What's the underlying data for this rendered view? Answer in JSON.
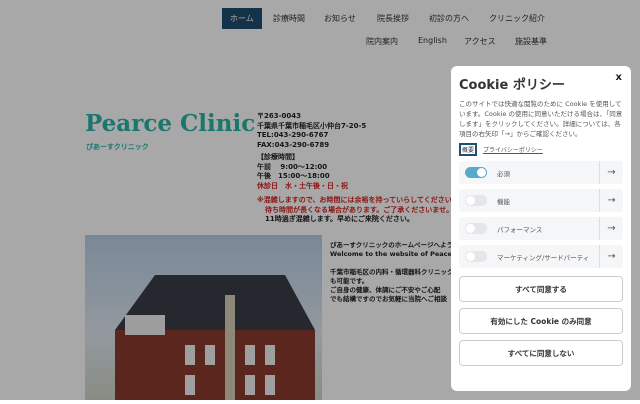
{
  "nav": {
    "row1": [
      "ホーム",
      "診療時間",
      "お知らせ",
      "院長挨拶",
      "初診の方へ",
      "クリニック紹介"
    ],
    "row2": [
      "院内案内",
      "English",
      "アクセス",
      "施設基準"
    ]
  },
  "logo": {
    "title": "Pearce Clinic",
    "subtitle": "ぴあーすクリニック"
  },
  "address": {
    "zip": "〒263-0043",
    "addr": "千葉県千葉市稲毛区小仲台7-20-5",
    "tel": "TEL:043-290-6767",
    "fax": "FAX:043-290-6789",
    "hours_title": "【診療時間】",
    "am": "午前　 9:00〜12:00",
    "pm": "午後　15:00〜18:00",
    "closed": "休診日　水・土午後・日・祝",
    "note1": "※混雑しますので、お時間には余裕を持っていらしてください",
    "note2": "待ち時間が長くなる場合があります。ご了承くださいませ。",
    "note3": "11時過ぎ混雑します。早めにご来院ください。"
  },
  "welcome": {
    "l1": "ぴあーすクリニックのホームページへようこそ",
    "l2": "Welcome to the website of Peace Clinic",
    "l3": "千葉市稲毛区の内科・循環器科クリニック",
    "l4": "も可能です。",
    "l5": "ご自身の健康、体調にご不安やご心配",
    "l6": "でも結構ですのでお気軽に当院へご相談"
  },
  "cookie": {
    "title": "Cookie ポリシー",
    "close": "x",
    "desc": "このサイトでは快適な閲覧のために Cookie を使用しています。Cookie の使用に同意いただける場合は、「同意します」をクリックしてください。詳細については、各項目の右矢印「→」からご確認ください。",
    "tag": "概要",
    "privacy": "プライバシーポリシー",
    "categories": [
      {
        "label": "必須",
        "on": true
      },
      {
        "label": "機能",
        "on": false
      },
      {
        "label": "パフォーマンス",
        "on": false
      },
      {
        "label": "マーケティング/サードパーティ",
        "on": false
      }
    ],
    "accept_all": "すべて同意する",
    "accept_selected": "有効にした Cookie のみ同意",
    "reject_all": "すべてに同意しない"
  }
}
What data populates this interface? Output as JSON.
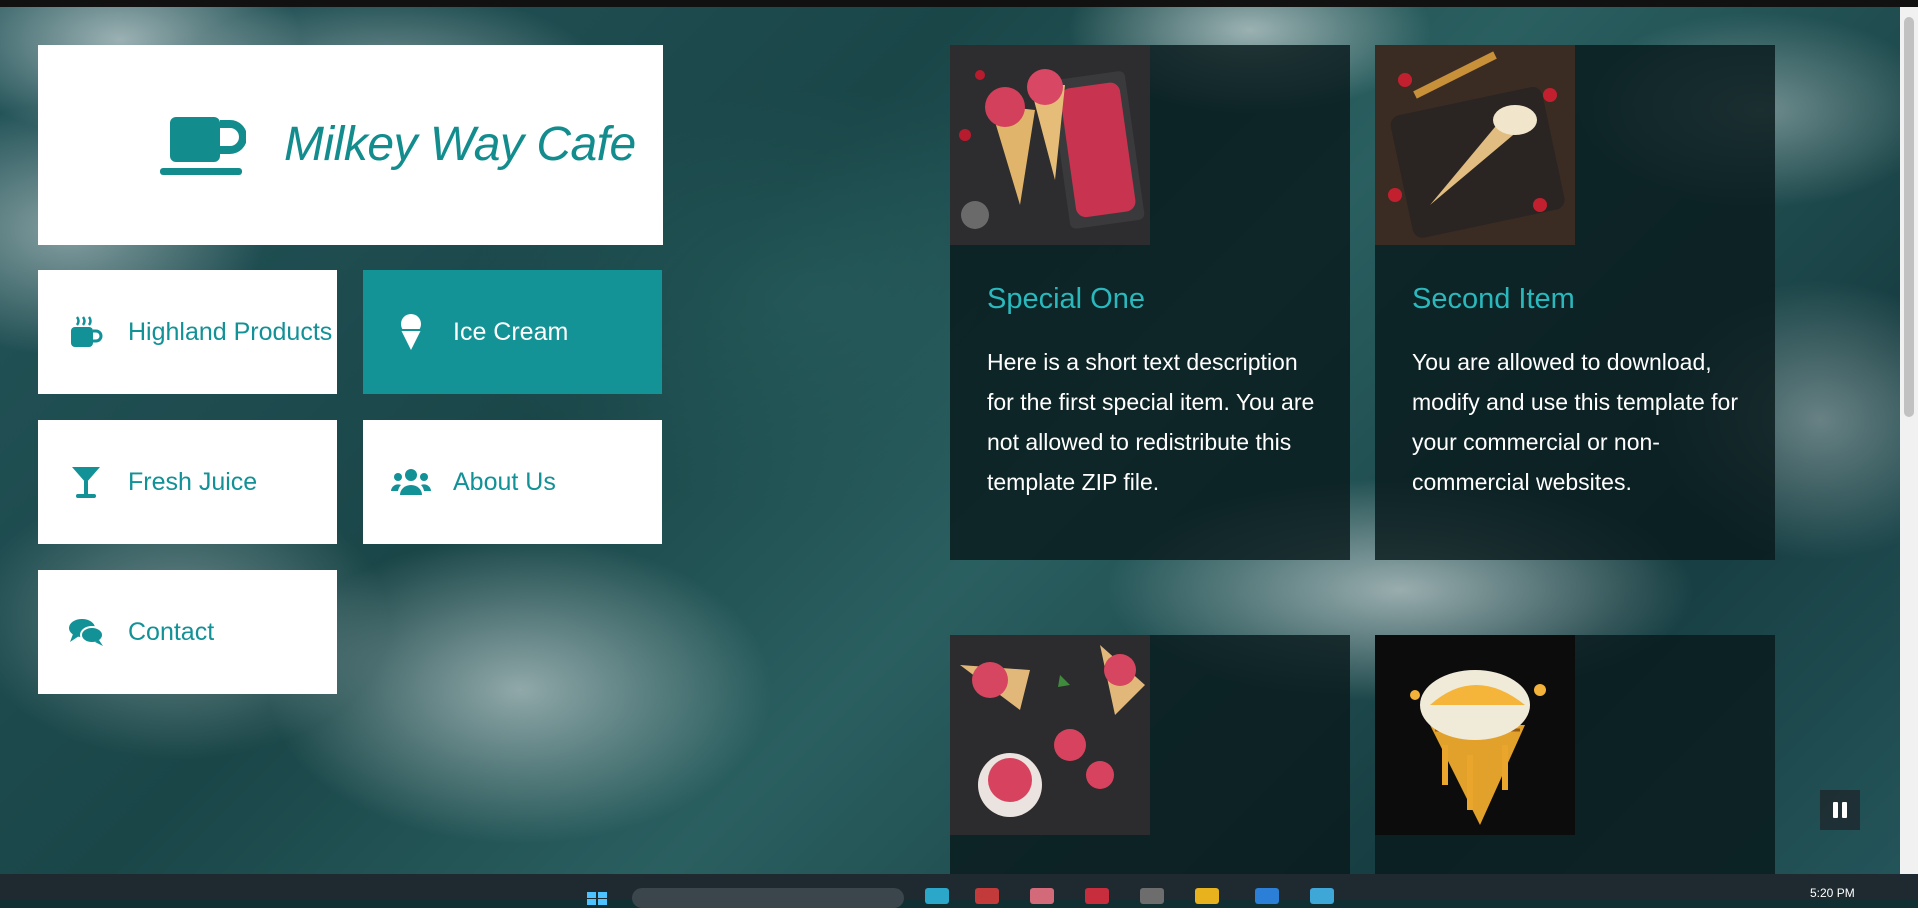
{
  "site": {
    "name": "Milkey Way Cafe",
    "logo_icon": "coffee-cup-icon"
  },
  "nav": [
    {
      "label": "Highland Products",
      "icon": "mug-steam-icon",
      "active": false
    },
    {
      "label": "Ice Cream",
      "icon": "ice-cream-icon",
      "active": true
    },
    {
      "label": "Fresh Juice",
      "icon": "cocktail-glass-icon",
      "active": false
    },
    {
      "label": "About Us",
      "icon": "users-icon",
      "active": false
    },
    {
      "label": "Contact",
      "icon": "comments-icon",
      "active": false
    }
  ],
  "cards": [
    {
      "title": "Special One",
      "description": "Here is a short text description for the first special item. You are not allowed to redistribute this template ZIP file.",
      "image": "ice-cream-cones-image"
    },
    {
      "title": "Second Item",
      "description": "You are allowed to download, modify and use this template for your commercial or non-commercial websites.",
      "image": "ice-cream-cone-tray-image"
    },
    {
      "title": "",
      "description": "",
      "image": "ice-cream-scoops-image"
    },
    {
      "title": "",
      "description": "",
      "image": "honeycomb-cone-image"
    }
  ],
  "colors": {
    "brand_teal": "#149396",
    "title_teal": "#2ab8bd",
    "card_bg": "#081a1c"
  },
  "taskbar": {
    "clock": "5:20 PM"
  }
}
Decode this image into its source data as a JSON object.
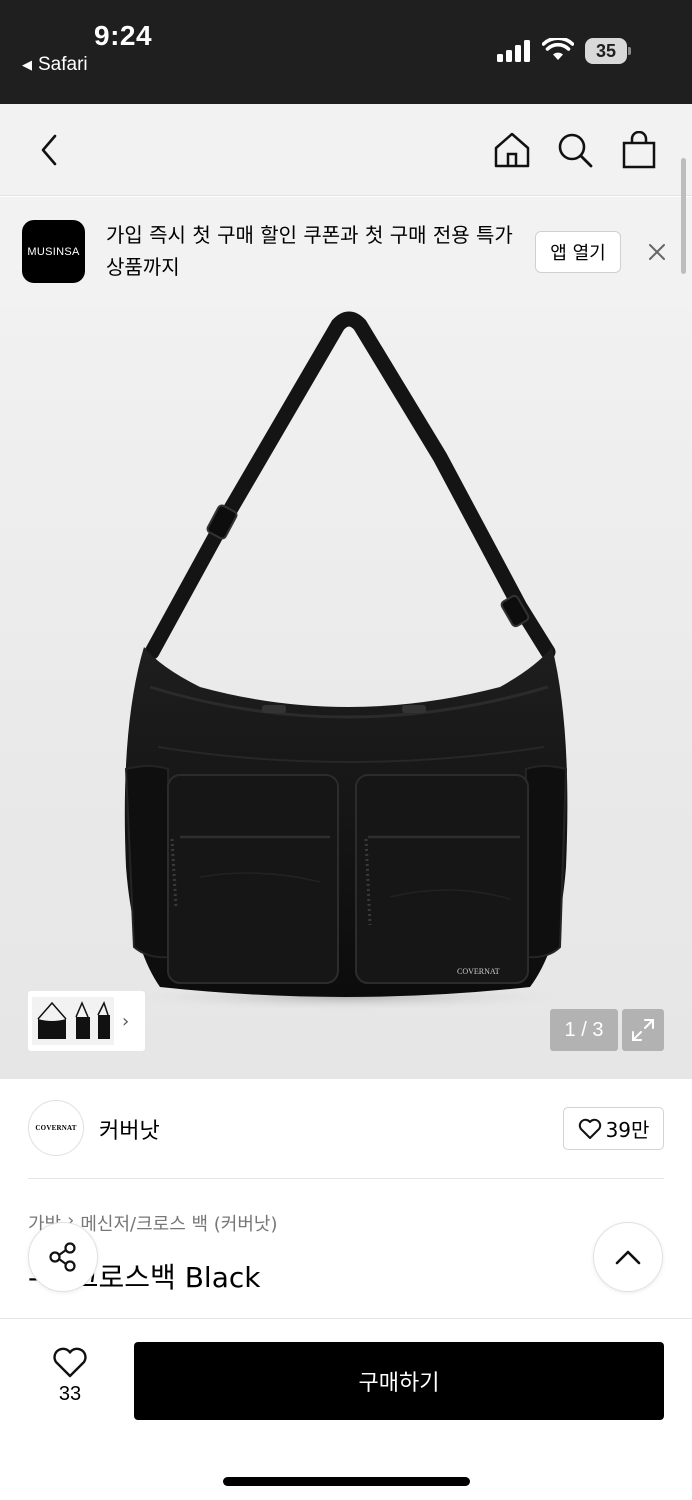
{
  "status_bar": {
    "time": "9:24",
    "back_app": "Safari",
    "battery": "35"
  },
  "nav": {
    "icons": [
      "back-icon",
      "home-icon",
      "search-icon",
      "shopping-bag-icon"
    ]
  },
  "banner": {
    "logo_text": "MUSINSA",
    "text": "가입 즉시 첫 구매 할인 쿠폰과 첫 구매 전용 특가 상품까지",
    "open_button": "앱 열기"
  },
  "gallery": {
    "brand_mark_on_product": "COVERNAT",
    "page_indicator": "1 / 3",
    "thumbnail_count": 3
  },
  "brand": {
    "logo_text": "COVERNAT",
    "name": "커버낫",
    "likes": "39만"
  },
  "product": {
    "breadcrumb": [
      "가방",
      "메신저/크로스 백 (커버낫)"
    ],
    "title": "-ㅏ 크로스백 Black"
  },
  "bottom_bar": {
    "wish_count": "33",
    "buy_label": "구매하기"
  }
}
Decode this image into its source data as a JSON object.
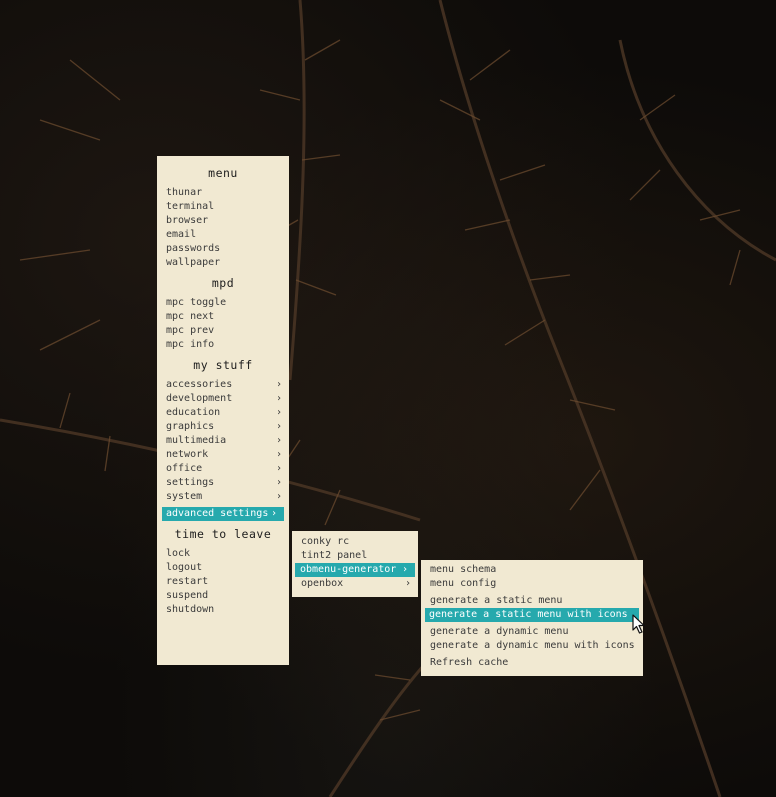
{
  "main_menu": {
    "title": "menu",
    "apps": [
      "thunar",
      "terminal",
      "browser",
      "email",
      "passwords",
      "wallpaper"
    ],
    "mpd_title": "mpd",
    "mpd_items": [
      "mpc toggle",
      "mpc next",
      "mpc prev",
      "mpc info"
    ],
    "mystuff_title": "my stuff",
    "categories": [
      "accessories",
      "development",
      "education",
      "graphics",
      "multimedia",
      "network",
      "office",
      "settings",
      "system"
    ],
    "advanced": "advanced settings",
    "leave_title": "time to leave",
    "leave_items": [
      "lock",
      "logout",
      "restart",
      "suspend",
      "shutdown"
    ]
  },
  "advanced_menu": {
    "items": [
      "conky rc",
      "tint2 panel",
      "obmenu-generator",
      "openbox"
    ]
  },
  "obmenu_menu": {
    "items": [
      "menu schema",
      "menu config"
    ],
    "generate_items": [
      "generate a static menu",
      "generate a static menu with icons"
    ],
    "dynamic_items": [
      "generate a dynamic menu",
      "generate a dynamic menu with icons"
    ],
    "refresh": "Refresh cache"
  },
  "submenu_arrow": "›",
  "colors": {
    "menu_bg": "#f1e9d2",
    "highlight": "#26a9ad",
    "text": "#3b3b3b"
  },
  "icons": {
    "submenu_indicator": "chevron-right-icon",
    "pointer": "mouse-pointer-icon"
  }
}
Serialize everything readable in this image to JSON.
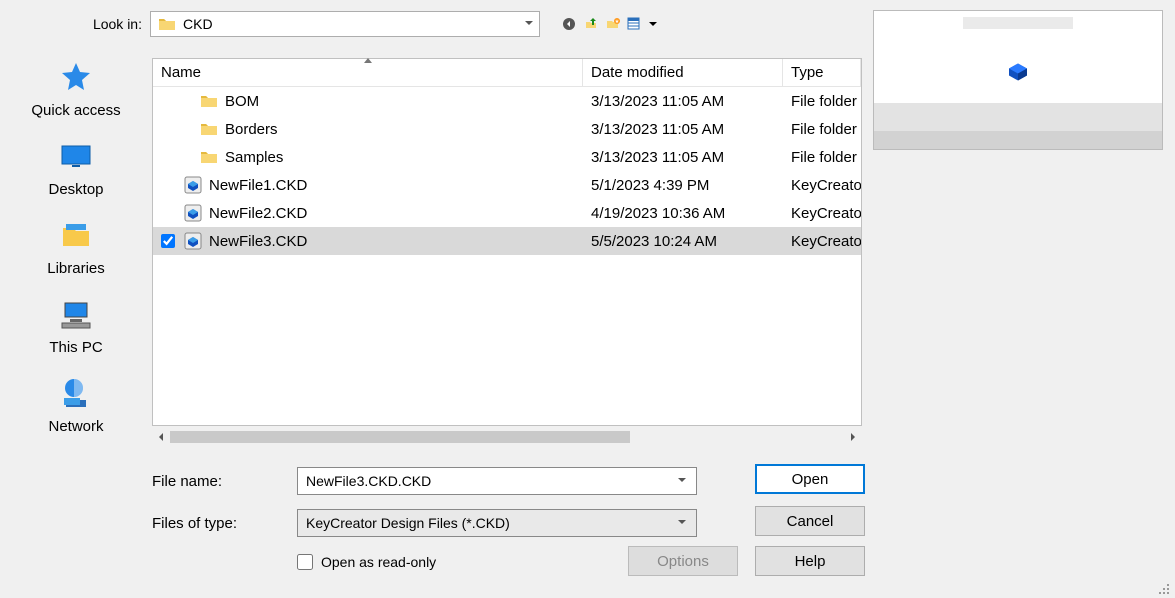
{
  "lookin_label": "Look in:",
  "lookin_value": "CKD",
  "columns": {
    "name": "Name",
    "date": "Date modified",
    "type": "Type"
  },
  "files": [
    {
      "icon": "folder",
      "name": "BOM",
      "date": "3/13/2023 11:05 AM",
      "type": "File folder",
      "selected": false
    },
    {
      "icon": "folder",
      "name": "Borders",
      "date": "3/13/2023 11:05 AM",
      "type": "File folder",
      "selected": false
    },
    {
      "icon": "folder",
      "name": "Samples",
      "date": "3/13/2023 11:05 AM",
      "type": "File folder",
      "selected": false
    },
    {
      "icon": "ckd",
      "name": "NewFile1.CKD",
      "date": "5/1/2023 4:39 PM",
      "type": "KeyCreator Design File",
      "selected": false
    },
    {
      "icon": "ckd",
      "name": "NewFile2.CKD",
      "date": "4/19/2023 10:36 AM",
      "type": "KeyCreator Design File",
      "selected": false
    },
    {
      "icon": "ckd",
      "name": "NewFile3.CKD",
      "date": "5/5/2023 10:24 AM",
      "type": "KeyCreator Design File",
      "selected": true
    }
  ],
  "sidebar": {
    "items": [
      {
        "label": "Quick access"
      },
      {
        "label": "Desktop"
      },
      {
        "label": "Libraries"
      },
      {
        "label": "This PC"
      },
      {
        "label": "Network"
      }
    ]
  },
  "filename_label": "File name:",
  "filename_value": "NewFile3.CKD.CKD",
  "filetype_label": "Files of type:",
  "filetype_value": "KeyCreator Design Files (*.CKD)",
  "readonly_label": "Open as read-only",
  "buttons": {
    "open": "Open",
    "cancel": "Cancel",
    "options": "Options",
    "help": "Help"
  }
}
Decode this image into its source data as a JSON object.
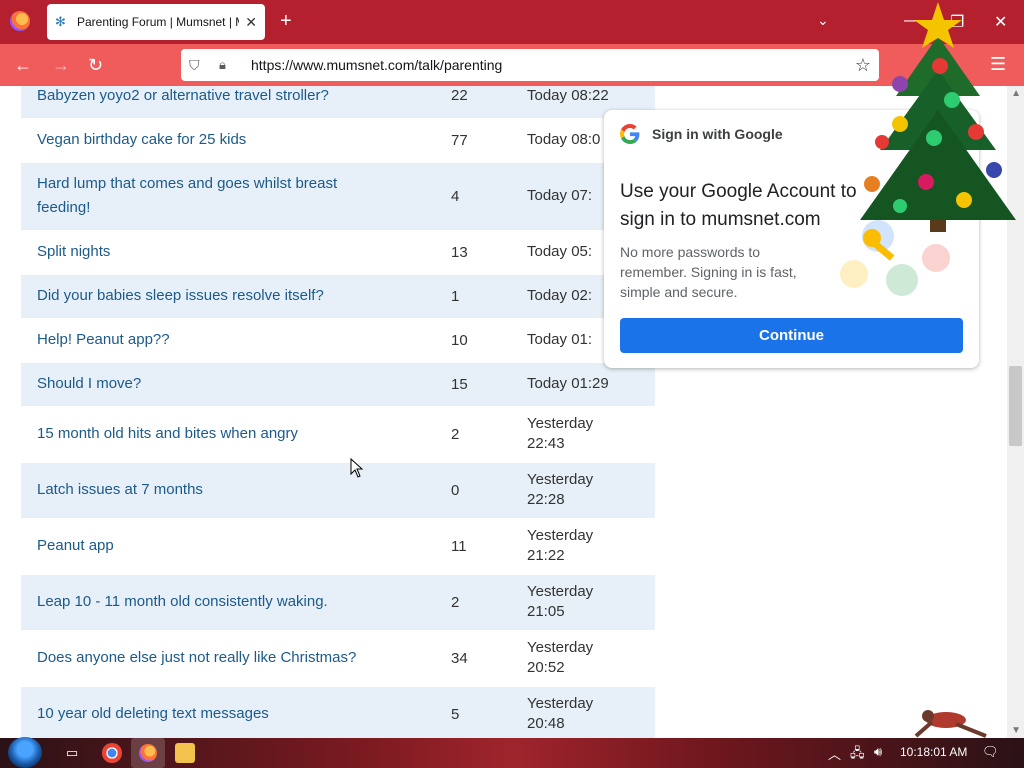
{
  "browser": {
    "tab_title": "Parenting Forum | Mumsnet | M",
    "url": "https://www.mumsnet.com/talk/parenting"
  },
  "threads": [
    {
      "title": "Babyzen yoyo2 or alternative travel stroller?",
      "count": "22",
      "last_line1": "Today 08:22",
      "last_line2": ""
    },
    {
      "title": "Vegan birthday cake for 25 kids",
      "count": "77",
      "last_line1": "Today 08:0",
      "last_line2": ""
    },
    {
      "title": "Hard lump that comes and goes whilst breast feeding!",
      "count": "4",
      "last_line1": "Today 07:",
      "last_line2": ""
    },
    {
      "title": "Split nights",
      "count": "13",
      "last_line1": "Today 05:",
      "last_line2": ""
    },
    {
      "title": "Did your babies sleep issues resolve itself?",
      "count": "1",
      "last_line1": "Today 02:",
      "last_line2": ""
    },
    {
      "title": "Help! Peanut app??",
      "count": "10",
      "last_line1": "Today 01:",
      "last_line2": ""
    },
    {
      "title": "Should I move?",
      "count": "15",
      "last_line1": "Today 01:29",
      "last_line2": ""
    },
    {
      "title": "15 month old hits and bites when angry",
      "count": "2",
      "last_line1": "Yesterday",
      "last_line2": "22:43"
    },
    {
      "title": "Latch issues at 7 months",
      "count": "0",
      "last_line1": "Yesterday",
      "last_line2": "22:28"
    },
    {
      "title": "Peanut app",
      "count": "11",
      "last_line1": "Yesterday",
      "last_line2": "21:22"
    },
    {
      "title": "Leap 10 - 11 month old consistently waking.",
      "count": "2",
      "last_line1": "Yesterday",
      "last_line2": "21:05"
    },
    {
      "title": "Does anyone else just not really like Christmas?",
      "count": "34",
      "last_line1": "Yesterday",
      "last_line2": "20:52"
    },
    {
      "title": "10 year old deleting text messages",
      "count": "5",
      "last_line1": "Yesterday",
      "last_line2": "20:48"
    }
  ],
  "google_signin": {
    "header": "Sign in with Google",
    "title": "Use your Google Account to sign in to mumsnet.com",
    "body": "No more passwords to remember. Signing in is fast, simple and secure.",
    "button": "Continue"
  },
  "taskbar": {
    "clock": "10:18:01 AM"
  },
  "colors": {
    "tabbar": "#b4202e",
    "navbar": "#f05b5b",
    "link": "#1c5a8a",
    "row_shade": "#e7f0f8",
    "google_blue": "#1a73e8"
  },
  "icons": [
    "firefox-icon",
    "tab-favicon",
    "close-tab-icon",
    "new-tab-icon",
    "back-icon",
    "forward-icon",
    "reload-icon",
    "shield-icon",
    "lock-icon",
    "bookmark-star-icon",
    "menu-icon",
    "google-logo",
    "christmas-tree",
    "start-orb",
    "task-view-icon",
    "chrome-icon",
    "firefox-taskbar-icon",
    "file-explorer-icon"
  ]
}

# [WHAT IS EXPECTED]
Filter the listing above by the word "issues"; copy each line that passes.

# [RESULT FOR THIS TASK]
      "title": "Did your babies sleep issues resolve itself?",
      "title": "Latch issues at 7 months",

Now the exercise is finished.